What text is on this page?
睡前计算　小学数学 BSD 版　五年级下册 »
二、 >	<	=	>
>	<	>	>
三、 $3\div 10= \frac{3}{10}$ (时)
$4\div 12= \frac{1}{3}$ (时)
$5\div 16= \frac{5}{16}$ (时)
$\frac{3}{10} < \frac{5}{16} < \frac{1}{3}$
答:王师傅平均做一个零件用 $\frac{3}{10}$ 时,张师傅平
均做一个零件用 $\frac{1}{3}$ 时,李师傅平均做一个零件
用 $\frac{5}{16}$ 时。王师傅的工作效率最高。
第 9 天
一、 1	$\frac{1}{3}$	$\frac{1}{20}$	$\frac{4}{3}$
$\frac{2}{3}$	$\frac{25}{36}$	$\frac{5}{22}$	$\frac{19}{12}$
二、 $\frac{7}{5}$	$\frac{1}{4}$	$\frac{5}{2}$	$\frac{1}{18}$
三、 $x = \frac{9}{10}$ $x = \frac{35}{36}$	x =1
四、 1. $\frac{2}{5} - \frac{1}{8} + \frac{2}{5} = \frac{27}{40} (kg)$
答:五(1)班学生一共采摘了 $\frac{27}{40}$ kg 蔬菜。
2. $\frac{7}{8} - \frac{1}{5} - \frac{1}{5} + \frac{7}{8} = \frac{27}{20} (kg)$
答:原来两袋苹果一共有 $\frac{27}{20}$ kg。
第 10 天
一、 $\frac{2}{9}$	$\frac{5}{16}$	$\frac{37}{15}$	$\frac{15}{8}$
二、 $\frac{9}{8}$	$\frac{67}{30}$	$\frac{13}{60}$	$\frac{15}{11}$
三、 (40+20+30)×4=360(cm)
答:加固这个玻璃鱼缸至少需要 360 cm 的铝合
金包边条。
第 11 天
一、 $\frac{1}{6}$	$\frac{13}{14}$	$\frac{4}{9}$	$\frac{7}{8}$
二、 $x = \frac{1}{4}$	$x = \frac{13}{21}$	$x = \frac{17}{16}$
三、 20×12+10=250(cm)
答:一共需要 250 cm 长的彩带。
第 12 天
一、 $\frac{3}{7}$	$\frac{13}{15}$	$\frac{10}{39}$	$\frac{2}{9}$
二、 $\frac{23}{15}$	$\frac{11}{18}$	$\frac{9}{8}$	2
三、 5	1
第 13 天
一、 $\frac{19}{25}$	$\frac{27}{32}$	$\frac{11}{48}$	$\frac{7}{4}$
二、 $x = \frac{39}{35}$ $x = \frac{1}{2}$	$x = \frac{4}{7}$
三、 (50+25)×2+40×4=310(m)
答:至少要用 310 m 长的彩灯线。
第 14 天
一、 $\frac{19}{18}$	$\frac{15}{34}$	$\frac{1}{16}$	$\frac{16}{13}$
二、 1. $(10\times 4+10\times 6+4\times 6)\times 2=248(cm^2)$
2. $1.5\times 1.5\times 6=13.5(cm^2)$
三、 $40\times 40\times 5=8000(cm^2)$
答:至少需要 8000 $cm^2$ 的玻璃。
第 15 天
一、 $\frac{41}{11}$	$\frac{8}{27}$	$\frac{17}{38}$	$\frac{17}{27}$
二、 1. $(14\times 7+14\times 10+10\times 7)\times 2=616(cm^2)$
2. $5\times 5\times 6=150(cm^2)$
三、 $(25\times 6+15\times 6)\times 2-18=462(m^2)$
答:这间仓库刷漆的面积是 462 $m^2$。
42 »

——————

▶ **DIRECTION**
Work out how many lines of the data hold the string "times". Reply with that number alone.

▶ **WRITTEN ANSWER**
6